**Work to do**: Leave out the pictures and repeat every record exactly.
# Records to process start
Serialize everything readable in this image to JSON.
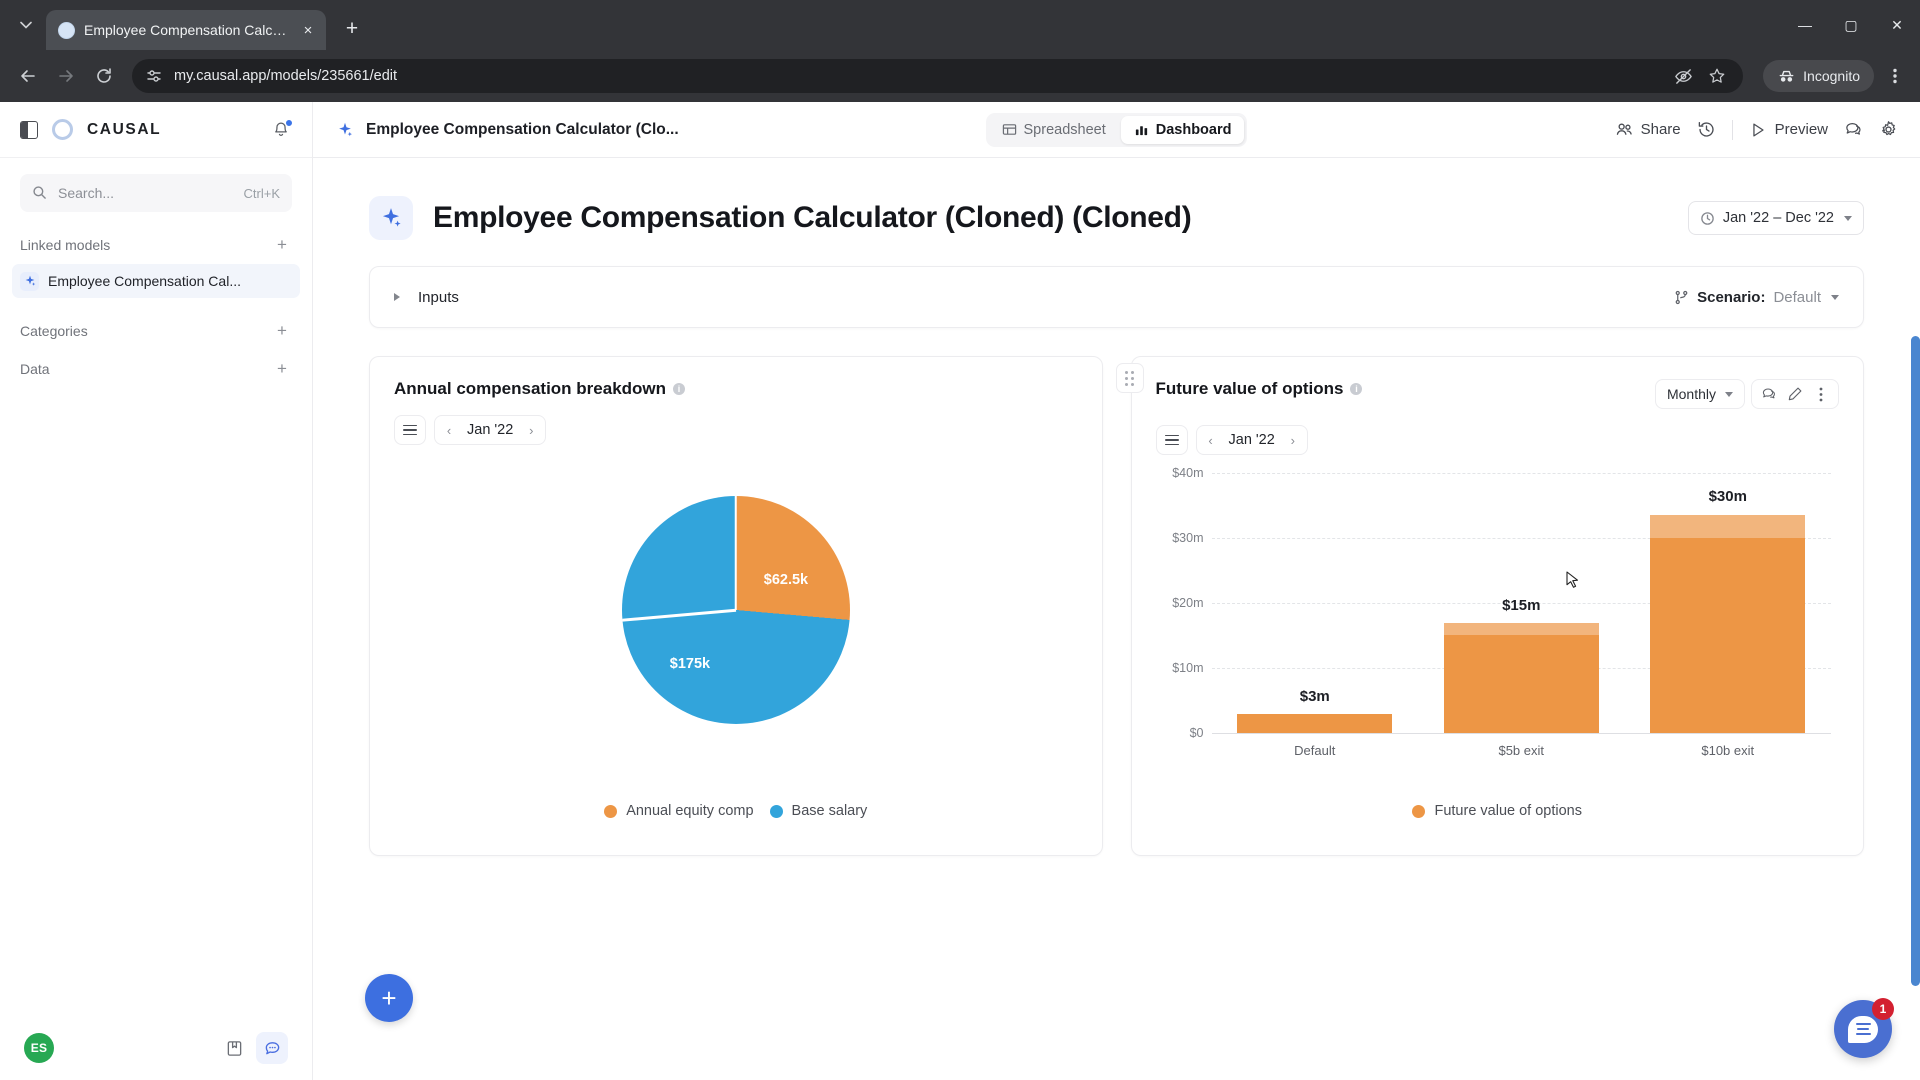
{
  "browser": {
    "tab": {
      "title": "Employee Compensation Calcu...",
      "favicon": "page-icon",
      "close": "×"
    },
    "newtab_label": "+",
    "tab_search": "chevron-down-icon",
    "window": {
      "minimize": "—",
      "maximize": "▢",
      "close": "✕"
    },
    "url": "my.causal.app/models/235661/edit",
    "incognito_label": "Incognito",
    "icons": {
      "back": "back-arrow-icon",
      "forward": "forward-arrow-icon",
      "reload": "reload-icon",
      "site_settings": "site-settings-icon",
      "tracking": "eye-off-icon",
      "bookmark": "star-icon",
      "menu": "kebab-menu-icon"
    }
  },
  "sidebar": {
    "logo_text": "CAUSAL",
    "panel_toggle": "panel-toggle-icon",
    "notifications": "bell-icon",
    "search": {
      "placeholder": "Search...",
      "shortcut": "Ctrl+K"
    },
    "sections": [
      {
        "title": "Linked models",
        "add": "+"
      },
      {
        "title": "Categories",
        "add": "+"
      },
      {
        "title": "Data",
        "add": "+"
      }
    ],
    "linked_models": [
      {
        "label": "Employee Compensation Cal..."
      }
    ],
    "footer": {
      "avatar_initials": "ES",
      "buttons": [
        "book-icon",
        "chat-icon"
      ]
    }
  },
  "topbar": {
    "breadcrumb": "Employee Compensation Calculator (Clo...",
    "tabs": [
      {
        "label": "Spreadsheet",
        "icon": "table-icon",
        "active": false
      },
      {
        "label": "Dashboard",
        "icon": "bar-chart-icon",
        "active": true
      }
    ],
    "share_label": "Share",
    "preview_label": "Preview",
    "icons": {
      "share": "people-icon",
      "history": "history-icon",
      "preview": "play-icon",
      "comments": "comment-icon",
      "settings": "gear-icon"
    }
  },
  "page": {
    "title": "Employee Compensation Calculator (Cloned) (Cloned)",
    "doc_icon": "sparkle-icon",
    "date_range": {
      "label": "Jan '22 – Dec '22",
      "icon": "clock-icon"
    },
    "inputs": {
      "label": "Inputs",
      "expander": "chevron-right-icon"
    },
    "scenario": {
      "key": "Scenario:",
      "value": "Default",
      "icon": "branch-icon"
    }
  },
  "cards": [
    {
      "title": "Annual compensation breakdown",
      "info": "i",
      "period": {
        "label": "Jan '22",
        "prev": "‹",
        "next": "›",
        "menu": "hamburger-icon"
      }
    },
    {
      "title": "Future value of options",
      "info": "i",
      "granularity": "Monthly",
      "period": {
        "label": "Jan '22",
        "prev": "‹",
        "next": "›",
        "menu": "hamburger-icon"
      },
      "actions": [
        "comment-icon",
        "edit-pencil-icon",
        "more-vertical-icon"
      ],
      "drag": "drag-handle-icon"
    }
  ],
  "chart_data": [
    {
      "type": "pie",
      "title": "Annual compensation breakdown",
      "period": "Jan '22",
      "labels": [
        "Annual equity comp",
        "Base salary"
      ],
      "values": [
        62500,
        175000
      ],
      "display_labels": [
        "$62.5k",
        "$175k"
      ],
      "colors": [
        "#ed9645",
        "#32a4db"
      ],
      "legend_position": "bottom",
      "start_angle_deg": 0,
      "slice_sweeps_deg": [
        95,
        265
      ]
    },
    {
      "type": "bar",
      "title": "Future value of options",
      "period": "Jan '22",
      "granularity": "Monthly",
      "categories": [
        "Default",
        "$5b exit",
        "$10b exit"
      ],
      "values": [
        3,
        15,
        30
      ],
      "display_labels": [
        "$3m",
        "$15m",
        "$30m"
      ],
      "series": [
        {
          "name": "Future value of options",
          "values": [
            3,
            15,
            30
          ]
        }
      ],
      "ylabel": "",
      "xlabel": "",
      "ylim": [
        0,
        40
      ],
      "yticks": [
        0,
        10,
        20,
        30,
        40
      ],
      "ytick_labels": [
        "$0",
        "$10m",
        "$20m",
        "$30m",
        "$40m"
      ],
      "unit": "m",
      "grid": true,
      "colors": [
        "#ed9645"
      ],
      "cap_color": "#f2b57d",
      "legend_position": "bottom",
      "legend": [
        "Future value of options"
      ]
    }
  ],
  "floating": {
    "add_button": "+",
    "chat": {
      "badge": "1",
      "icon": "chat-bubble-icon"
    }
  }
}
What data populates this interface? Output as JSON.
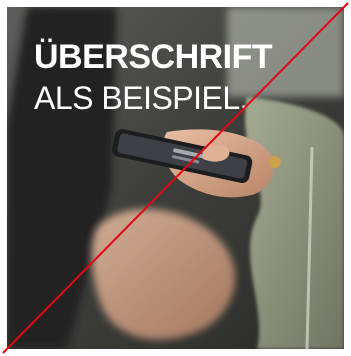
{
  "headline": {
    "line1": "ÜBERSCHRIFT",
    "line2": "ALS BEISPIEL."
  },
  "colors": {
    "frame": "#ffffff",
    "text": "#ffffff",
    "slash": "#e30613",
    "jacket": "#8a9178",
    "phone": "#1c1d1f"
  }
}
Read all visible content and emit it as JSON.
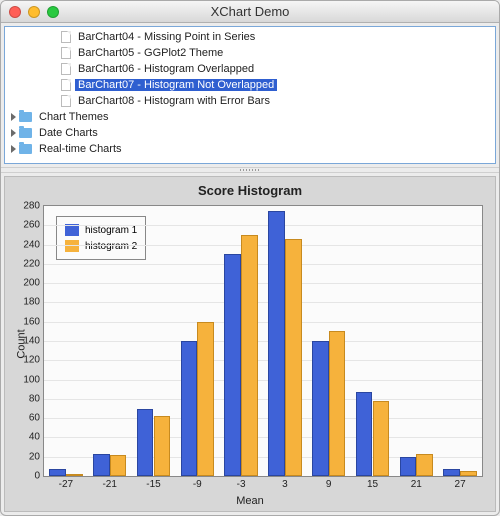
{
  "window": {
    "title": "XChart Demo"
  },
  "tree": {
    "items": [
      {
        "label": "BarChart04 - Missing Point in Series",
        "kind": "file",
        "depth": 2,
        "selected": false
      },
      {
        "label": "BarChart05 - GGPlot2 Theme",
        "kind": "file",
        "depth": 2,
        "selected": false
      },
      {
        "label": "BarChart06 - Histogram Overlapped",
        "kind": "file",
        "depth": 2,
        "selected": false
      },
      {
        "label": "BarChart07 - Histogram Not Overlapped",
        "kind": "file",
        "depth": 2,
        "selected": true
      },
      {
        "label": "BarChart08 - Histogram with Error Bars",
        "kind": "file",
        "depth": 2,
        "selected": false
      },
      {
        "label": "Chart Themes",
        "kind": "folder",
        "depth": 0,
        "selected": false
      },
      {
        "label": "Date Charts",
        "kind": "folder",
        "depth": 0,
        "selected": false
      },
      {
        "label": "Real-time Charts",
        "kind": "folder",
        "depth": 0,
        "selected": false
      }
    ]
  },
  "chart_data": {
    "type": "bar",
    "title": "Score Histogram",
    "xlabel": "Mean",
    "ylabel": "Count",
    "ylim": [
      0,
      280
    ],
    "yticks": [
      0,
      20,
      40,
      60,
      80,
      100,
      120,
      140,
      160,
      180,
      200,
      220,
      240,
      260,
      280
    ],
    "categories": [
      -27,
      -21,
      -15,
      -9,
      -3,
      3,
      9,
      15,
      21,
      27
    ],
    "series": [
      {
        "name": "histogram 1",
        "color": "#3f62d7",
        "values": [
          7,
          23,
          70,
          140,
          230,
          275,
          140,
          87,
          20,
          7
        ]
      },
      {
        "name": "histogram 2",
        "color": "#f6b23c",
        "values": [
          2,
          22,
          62,
          160,
          250,
          246,
          150,
          78,
          23,
          5
        ]
      }
    ]
  }
}
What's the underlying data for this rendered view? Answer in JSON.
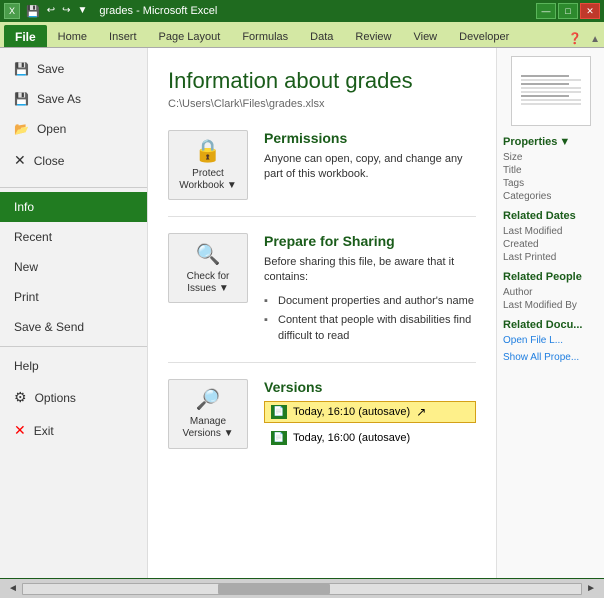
# Records to process end
**Response**:
Serialize everything readable in this image to JSON.
{
  "browser": {
    "tab": {
      "title": "Employee Compensation Calcu...",
      "favicon": "page-icon",
      "close": "×"
    },
    "newtab_label": "+",
    "tab_search": "chevron-down-icon",
    "window": {
      "minimize": "—",
      "maximize": "▢",
      "close": "✕"
    },
    "url": "my.causal.app/models/235661/edit",
    "incognito_label": "Incognito",
    "icons": {
      "back": "back-arrow-icon",
      "forward": "forward-arrow-icon",
      "reload": "reload-icon",
      "site_settings": "site-settings-icon",
      "tracking": "eye-off-icon",
      "bookmark": "star-icon",
      "menu": "kebab-menu-icon"
    }
  },
  "sidebar": {
    "logo_text": "CAUSAL",
    "panel_toggle": "panel-toggle-icon",
    "notifications": "bell-icon",
    "search": {
      "placeholder": "Search...",
      "shortcut": "Ctrl+K"
    },
    "sections": [
      {
        "title": "Linked models",
        "add": "+"
      },
      {
        "title": "Categories",
        "add": "+"
      },
      {
        "title": "Data",
        "add": "+"
      }
    ],
    "linked_models": [
      {
        "label": "Employee Compensation Cal..."
      }
    ],
    "footer": {
      "avatar_initials": "ES",
      "buttons": [
        "book-icon",
        "chat-icon"
      ]
    }
  },
  "topbar": {
    "breadcrumb": "Employee Compensation Calculator (Clo...",
    "tabs": [
      {
        "label": "Spreadsheet",
        "icon": "table-icon",
        "active": false
      },
      {
        "label": "Dashboard",
        "icon": "bar-chart-icon",
        "active": true
      }
    ],
    "share_label": "Share",
    "preview_label": "Preview",
    "icons": {
      "share": "people-icon",
      "history": "history-icon",
      "preview": "play-icon",
      "comments": "comment-icon",
      "settings": "gear-icon"
    }
  },
  "page": {
    "title": "Employee Compensation Calculator (Cloned) (Cloned)",
    "doc_icon": "sparkle-icon",
    "date_range": {
      "label": "Jan '22 – Dec '22",
      "icon": "clock-icon"
    },
    "inputs": {
      "label": "Inputs",
      "expander": "chevron-right-icon"
    },
    "scenario": {
      "key": "Scenario:",
      "value": "Default",
      "icon": "branch-icon"
    }
  },
  "cards": [
    {
      "title": "Annual compensation breakdown",
      "info": "i",
      "period": {
        "label": "Jan '22",
        "prev": "‹",
        "next": "›",
        "menu": "hamburger-icon"
      }
    },
    {
      "title": "Future value of options",
      "info": "i",
      "granularity": "Monthly",
      "period": {
        "label": "Jan '22",
        "prev": "‹",
        "next": "›",
        "menu": "hamburger-icon"
      },
      "actions": [
        "comment-icon",
        "edit-pencil-icon",
        "more-vertical-icon"
      ],
      "drag": "drag-handle-icon"
    }
  ],
  "chart_data": [
    {
      "type": "pie",
      "title": "Annual compensation breakdown",
      "period": "Jan '22",
      "labels": [
        "Annual equity comp",
        "Base salary"
      ],
      "values": [
        62500,
        175000
      ],
      "display_labels": [
        "$62.5k",
        "$175k"
      ],
      "colors": [
        "#ed9645",
        "#32a4db"
      ],
      "legend_position": "bottom",
      "start_angle_deg": 0,
      "slice_sweeps_deg": [
        95,
        265
      ]
    },
    {
      "type": "bar",
      "title": "Future value of options",
      "period": "Jan '22",
      "granularity": "Monthly",
      "categories": [
        "Default",
        "$5b exit",
        "$10b exit"
      ],
      "values": [
        3,
        15,
        30
      ],
      "display_labels": [
        "$3m",
        "$15m",
        "$30m"
      ],
      "series": [
        {
          "name": "Future value of options",
          "values": [
            3,
            15,
            30
          ]
        }
      ],
      "ylabel": "",
      "xlabel": "",
      "ylim": [
        0,
        40
      ],
      "yticks": [
        0,
        10,
        20,
        30,
        40
      ],
      "ytick_labels": [
        "$0",
        "$10m",
        "$20m",
        "$30m",
        "$40m"
      ],
      "unit": "m",
      "grid": true,
      "colors": [
        "#ed9645"
      ],
      "cap_color": "#f2b57d",
      "legend_position": "bottom",
      "legend": [
        "Future value of options"
      ]
    }
  ],
  "floating": {
    "add_button": "+",
    "chat": {
      "badge": "1",
      "icon": "chat-bubble-icon"
    }
  }
}
What data populates this interface? Output as JSON.
{
  "headline": {
    "line1": "ÜBERSCHRIFT",
    "line2": "ALS BEISPIEL."
  },
  "colors": {
    "frame": "#ffffff",
    "text": "#ffffff",
    "slash": "#e30613",
    "jacket": "#8a9178",
    "phone": "#1c1d1f"
  }
}
Read all visible content and emit it as JSON.
{
  "window": {
    "title": "XChart Demo"
  },
  "tree": {
    "items": [
      {
        "label": "BarChart04 - Missing Point in Series",
        "kind": "file",
        "depth": 2,
        "selected": false
      },
      {
        "label": "BarChart05 - GGPlot2 Theme",
        "kind": "file",
        "depth": 2,
        "selected": false
      },
      {
        "label": "BarChart06 - Histogram Overlapped",
        "kind": "file",
        "depth": 2,
        "selected": false
      },
      {
        "label": "BarChart07 - Histogram Not Overlapped",
        "kind": "file",
        "depth": 2,
        "selected": true
      },
      {
        "label": "BarChart08 - Histogram with Error Bars",
        "kind": "file",
        "depth": 2,
        "selected": false
      },
      {
        "label": "Chart Themes",
        "kind": "folder",
        "depth": 0,
        "selected": false
      },
      {
        "label": "Date Charts",
        "kind": "folder",
        "depth": 0,
        "selected": false
      },
      {
        "label": "Real-time Charts",
        "kind": "folder",
        "depth": 0,
        "selected": false
      }
    ]
  },
  "chart_data": {
    "type": "bar",
    "title": "Score Histogram",
    "xlabel": "Mean",
    "ylabel": "Count",
    "ylim": [
      0,
      280
    ],
    "yticks": [
      0,
      20,
      40,
      60,
      80,
      100,
      120,
      140,
      160,
      180,
      200,
      220,
      240,
      260,
      280
    ],
    "categories": [
      -27,
      -21,
      -15,
      -9,
      -3,
      3,
      9,
      15,
      21,
      27
    ],
    "series": [
      {
        "name": "histogram 1",
        "color": "#3f62d7",
        "values": [
          7,
          23,
          70,
          140,
          230,
          275,
          140,
          87,
          20,
          7
        ]
      },
      {
        "name": "histogram 2",
        "color": "#f6b23c",
        "values": [
          2,
          22,
          62,
          160,
          250,
          246,
          150,
          78,
          23,
          5
        ]
      }
    ]
  }
}
What's the underlying data for this rendered view? Answer in JSON.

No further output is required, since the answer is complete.